--- PROVIDED INFORMATION ---

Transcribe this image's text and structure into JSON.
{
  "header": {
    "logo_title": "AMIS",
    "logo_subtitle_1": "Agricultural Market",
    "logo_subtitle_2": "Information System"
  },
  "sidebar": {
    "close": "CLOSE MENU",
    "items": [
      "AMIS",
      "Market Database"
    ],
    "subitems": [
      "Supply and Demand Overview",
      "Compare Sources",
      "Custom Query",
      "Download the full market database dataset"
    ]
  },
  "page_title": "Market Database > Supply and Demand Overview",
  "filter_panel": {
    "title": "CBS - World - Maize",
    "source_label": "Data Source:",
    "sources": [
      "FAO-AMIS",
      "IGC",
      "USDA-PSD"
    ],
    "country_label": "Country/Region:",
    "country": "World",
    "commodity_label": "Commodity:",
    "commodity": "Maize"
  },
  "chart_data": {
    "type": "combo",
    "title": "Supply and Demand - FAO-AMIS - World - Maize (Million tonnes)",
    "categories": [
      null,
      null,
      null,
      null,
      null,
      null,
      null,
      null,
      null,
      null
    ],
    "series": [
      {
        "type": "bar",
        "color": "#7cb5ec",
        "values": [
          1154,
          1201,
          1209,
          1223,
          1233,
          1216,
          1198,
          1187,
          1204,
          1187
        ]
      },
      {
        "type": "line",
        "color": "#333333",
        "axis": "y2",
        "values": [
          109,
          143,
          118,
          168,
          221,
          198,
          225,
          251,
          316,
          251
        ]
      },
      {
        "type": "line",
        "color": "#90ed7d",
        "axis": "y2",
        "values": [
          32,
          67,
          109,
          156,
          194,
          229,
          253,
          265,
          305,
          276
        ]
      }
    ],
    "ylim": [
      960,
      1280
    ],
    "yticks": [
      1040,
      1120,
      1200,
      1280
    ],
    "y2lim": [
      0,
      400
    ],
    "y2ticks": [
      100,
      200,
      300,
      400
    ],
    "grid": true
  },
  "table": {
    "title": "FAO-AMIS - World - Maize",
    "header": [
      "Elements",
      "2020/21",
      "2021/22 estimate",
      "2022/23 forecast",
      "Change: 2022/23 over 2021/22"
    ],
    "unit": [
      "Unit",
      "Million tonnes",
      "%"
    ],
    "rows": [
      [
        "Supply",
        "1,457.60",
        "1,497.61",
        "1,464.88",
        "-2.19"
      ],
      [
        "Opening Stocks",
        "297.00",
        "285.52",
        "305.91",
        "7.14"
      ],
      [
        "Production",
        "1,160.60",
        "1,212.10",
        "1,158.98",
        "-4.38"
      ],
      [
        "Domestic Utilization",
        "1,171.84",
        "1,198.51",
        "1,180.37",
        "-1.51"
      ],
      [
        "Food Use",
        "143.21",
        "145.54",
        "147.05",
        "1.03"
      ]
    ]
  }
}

---

WHAT THIS TASK INVOLVES: Find the word "Maize" in the entries above and gather every line that holds it.

CORRECT RESULT:
    "title": "CBS - World - Maize",
    "commodity": "Maize"
    "title": "Supply and Demand - FAO-AMIS - World - Maize (Million tonnes)",
    "title": "FAO-AMIS - World - Maize",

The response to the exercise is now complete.